Extracts from a graphics dataset

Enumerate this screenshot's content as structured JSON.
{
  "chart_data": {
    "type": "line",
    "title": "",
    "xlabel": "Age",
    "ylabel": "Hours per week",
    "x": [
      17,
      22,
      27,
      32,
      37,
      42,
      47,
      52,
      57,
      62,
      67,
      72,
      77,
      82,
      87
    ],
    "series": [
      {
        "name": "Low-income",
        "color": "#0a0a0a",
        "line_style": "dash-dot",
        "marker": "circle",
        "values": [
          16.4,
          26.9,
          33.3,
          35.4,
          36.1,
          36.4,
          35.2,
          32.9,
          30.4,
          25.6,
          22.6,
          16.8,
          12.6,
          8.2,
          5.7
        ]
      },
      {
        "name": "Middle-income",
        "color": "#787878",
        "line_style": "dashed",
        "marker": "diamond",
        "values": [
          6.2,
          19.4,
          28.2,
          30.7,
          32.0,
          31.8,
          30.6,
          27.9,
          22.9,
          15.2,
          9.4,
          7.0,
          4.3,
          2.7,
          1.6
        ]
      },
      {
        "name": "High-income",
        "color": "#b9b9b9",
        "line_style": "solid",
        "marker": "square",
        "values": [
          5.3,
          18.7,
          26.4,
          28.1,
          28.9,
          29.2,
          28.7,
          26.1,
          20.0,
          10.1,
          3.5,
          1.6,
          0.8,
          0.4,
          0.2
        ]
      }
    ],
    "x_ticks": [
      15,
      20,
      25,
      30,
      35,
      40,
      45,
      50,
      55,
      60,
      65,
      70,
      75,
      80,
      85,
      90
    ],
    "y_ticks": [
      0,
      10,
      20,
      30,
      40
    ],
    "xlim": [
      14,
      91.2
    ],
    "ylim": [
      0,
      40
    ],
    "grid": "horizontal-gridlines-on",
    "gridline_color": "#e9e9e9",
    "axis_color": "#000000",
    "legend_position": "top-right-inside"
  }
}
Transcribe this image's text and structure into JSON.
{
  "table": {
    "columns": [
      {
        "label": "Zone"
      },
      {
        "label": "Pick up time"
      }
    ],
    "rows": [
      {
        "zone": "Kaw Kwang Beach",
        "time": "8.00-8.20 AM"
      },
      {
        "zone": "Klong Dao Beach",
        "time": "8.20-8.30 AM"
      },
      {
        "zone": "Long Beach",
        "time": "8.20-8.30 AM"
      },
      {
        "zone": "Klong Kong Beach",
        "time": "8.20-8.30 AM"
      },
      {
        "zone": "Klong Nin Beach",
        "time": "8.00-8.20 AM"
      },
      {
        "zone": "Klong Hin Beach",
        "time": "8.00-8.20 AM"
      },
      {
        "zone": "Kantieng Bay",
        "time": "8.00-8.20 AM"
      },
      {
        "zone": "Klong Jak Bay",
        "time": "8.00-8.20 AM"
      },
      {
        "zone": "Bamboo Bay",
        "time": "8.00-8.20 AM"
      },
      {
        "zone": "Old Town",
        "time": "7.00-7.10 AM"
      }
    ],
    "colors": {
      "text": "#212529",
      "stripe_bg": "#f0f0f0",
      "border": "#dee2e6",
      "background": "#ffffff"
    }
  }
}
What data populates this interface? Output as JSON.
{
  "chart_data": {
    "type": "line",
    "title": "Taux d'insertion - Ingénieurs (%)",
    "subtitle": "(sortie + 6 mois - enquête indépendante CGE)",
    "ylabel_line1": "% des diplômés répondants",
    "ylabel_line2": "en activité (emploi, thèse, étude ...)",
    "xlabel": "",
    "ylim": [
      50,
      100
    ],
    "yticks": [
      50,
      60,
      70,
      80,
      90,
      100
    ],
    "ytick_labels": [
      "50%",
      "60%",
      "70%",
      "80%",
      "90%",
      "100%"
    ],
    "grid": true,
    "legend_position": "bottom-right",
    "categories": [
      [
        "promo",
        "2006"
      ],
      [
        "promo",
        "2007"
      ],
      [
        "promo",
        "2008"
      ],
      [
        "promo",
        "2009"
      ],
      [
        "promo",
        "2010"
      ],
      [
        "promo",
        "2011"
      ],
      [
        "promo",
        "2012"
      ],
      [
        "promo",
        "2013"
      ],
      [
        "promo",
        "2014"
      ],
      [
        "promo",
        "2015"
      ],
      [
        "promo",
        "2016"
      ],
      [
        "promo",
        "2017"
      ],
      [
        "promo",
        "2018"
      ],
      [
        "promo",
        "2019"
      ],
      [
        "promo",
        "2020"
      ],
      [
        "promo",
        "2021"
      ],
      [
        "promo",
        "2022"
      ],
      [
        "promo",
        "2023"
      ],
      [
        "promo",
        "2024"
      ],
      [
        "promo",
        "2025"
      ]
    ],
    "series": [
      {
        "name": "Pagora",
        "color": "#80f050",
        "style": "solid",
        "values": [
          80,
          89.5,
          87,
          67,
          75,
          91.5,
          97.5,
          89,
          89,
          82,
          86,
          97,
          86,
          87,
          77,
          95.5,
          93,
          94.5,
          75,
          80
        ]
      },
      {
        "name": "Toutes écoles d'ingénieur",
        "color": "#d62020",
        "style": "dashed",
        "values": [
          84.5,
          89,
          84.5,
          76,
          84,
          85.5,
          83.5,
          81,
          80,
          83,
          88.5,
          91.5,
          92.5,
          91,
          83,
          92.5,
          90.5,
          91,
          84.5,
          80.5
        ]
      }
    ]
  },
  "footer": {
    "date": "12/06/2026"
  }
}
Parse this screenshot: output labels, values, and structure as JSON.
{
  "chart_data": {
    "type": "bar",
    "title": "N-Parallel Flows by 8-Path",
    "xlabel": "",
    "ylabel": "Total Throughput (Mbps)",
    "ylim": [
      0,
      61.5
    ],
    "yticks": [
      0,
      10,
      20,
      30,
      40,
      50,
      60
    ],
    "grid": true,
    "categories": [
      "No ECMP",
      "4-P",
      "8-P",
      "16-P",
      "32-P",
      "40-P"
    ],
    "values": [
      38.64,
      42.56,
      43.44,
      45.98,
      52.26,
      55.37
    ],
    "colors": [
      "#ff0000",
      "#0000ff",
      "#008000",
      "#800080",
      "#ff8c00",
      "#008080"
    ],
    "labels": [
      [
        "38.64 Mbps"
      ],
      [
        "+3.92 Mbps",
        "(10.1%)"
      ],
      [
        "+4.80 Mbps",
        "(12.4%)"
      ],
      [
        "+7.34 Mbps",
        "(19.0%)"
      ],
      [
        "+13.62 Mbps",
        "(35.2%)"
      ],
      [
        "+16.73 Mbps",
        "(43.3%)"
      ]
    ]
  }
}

▶ _SHORT PROBLEM_: The listing above must be transcribed exactly, line by line.

▶ _TASK RESULT_:
Enumerate this screenshot's content as structured JSON.
{
  "chart_data": {
    "type": "line",
    "title": "",
    "xlabel": "Age",
    "ylabel": "Hours per week",
    "x": [
      17,
      22,
      27,
      32,
      37,
      42,
      47,
      52,
      57,
      62,
      67,
      72,
      77,
      82,
      87
    ],
    "series": [
      {
        "name": "Low-income",
        "color": "#0a0a0a",
        "line_style": "dash-dot",
        "marker": "circle",
        "values": [
          16.4,
          26.9,
          33.3,
          35.4,
          36.1,
          36.4,
          35.2,
          32.9,
          30.4,
          25.6,
          22.6,
          16.8,
          12.6,
          8.2,
          5.7
        ]
      },
      {
        "name": "Middle-income",
        "color": "#787878",
        "line_style": "dashed",
        "marker": "diamond",
        "values": [
          6.2,
          19.4,
          28.2,
          30.7,
          32.0,
          31.8,
          30.6,
          27.9,
          22.9,
          15.2,
          9.4,
          7.0,
          4.3,
          2.7,
          1.6
        ]
      },
      {
        "name": "High-income",
        "color": "#b9b9b9",
        "line_style": "solid",
        "marker": "square",
        "values": [
          5.3,
          18.7,
          26.4,
          28.1,
          28.9,
          29.2,
          28.7,
          26.1,
          20.0,
          10.1,
          3.5,
          1.6,
          0.8,
          0.4,
          0.2
        ]
      }
    ],
    "x_ticks": [
      15,
      20,
      25,
      30,
      35,
      40,
      45,
      50,
      55,
      60,
      65,
      70,
      75,
      80,
      85,
      90
    ],
    "y_ticks": [
      0,
      10,
      20,
      30,
      40
    ],
    "xlim": [
      14,
      91.2
    ],
    "ylim": [
      0,
      40
    ],
    "grid": "horizontal-gridlines-on",
    "gridline_color": "#e9e9e9",
    "axis_color": "#000000",
    "legend_position": "top-right-inside"
  }
}
Transcribe this image's text and structure into JSON.
{
  "table": {
    "columns": [
      {
        "label": "Zone"
      },
      {
        "label": "Pick up time"
      }
    ],
    "rows": [
      {
        "zone": "Kaw Kwang Beach",
        "time": "8.00-8.20 AM"
      },
      {
        "zone": "Klong Dao Beach",
        "time": "8.20-8.30 AM"
      },
      {
        "zone": "Long Beach",
        "time": "8.20-8.30 AM"
      },
      {
        "zone": "Klong Kong Beach",
        "time": "8.20-8.30 AM"
      },
      {
        "zone": "Klong Nin Beach",
        "time": "8.00-8.20 AM"
      },
      {
        "zone": "Klong Hin Beach",
        "time": "8.00-8.20 AM"
      },
      {
        "zone": "Kantieng Bay",
        "time": "8.00-8.20 AM"
      },
      {
        "zone": "Klong Jak Bay",
        "time": "8.00-8.20 AM"
      },
      {
        "zone": "Bamboo Bay",
        "time": "8.00-8.20 AM"
      },
      {
        "zone": "Old Town",
        "time": "7.00-7.10 AM"
      }
    ],
    "colors": {
      "text": "#212529",
      "stripe_bg": "#f0f0f0",
      "border": "#dee2e6",
      "background": "#ffffff"
    }
  }
}
What data populates this interface? Output as JSON.
{
  "chart_data": {
    "type": "line",
    "title": "Taux d'insertion - Ingénieurs (%)",
    "subtitle": "(sortie + 6 mois - enquête indépendante CGE)",
    "ylabel_line1": "% des diplômés répondants",
    "ylabel_line2": "en activité (emploi, thèse, étude ...)",
    "xlabel": "",
    "ylim": [
      50,
      100
    ],
    "yticks": [
      50,
      60,
      70,
      80,
      90,
      100
    ],
    "ytick_labels": [
      "50%",
      "60%",
      "70%",
      "80%",
      "90%",
      "100%"
    ],
    "grid": true,
    "legend_position": "bottom-right",
    "categories": [
      [
        "promo",
        "2006"
      ],
      [
        "promo",
        "2007"
      ],
      [
        "promo",
        "2008"
      ],
      [
        "promo",
        "2009"
      ],
      [
        "promo",
        "2010"
      ],
      [
        "promo",
        "2011"
      ],
      [
        "promo",
        "2012"
      ],
      [
        "promo",
        "2013"
      ],
      [
        "promo",
        "2014"
      ],
      [
        "promo",
        "2015"
      ],
      [
        "promo",
        "2016"
      ],
      [
        "promo",
        "2017"
      ],
      [
        "promo",
        "2018"
      ],
      [
        "promo",
        "2019"
      ],
      [
        "promo",
        "2020"
      ],
      [
        "promo",
        "2021"
      ],
      [
        "promo",
        "2022"
      ],
      [
        "promo",
        "2023"
      ],
      [
        "promo",
        "2024"
      ],
      [
        "promo",
        "2025"
      ]
    ],
    "series": [
      {
        "name": "Pagora",
        "color": "#80f050",
        "style": "solid",
        "values": [
          80,
          89.5,
          87,
          67,
          75,
          91.5,
          97.5,
          89,
          89,
          82,
          86,
          97,
          86,
          87,
          77,
          95.5,
          93,
          94.5,
          75,
          80
        ]
      },
      {
        "name": "Toutes écoles d'ingénieur",
        "color": "#d62020",
        "style": "dashed",
        "values": [
          84.5,
          89,
          84.5,
          76,
          84,
          85.5,
          83.5,
          81,
          80,
          83,
          88.5,
          91.5,
          92.5,
          91,
          83,
          92.5,
          90.5,
          91,
          84.5,
          80.5
        ]
      }
    ]
  },
  "footer": {
    "date": "12/06/2026"
  }
}
Parse this screenshot: output labels, values, and structure as JSON.
{
  "chart_data": {
    "type": "bar",
    "title": "N-Parallel Flows by 8-Path",
    "xlabel": "",
    "ylabel": "Total Throughput (Mbps)",
    "ylim": [
      0,
      61.5
    ],
    "yticks": [
      0,
      10,
      20,
      30,
      40,
      50,
      60
    ],
    "grid": true,
    "categories": [
      "No ECMP",
      "4-P",
      "8-P",
      "16-P",
      "32-P",
      "40-P"
    ],
    "values": [
      38.64,
      42.56,
      43.44,
      45.98,
      52.26,
      55.37
    ],
    "colors": [
      "#ff0000",
      "#0000ff",
      "#008000",
      "#800080",
      "#ff8c00",
      "#008080"
    ],
    "labels": [
      [
        "38.64 Mbps"
      ],
      [
        "+3.92 Mbps",
        "(10.1%)"
      ],
      [
        "+4.80 Mbps",
        "(12.4%)"
      ],
      [
        "+7.34 Mbps",
        "(19.0%)"
      ],
      [
        "+13.62 Mbps",
        "(35.2%)"
      ],
      [
        "+16.73 Mbps",
        "(43.3%)"
      ]
    ]
  }
}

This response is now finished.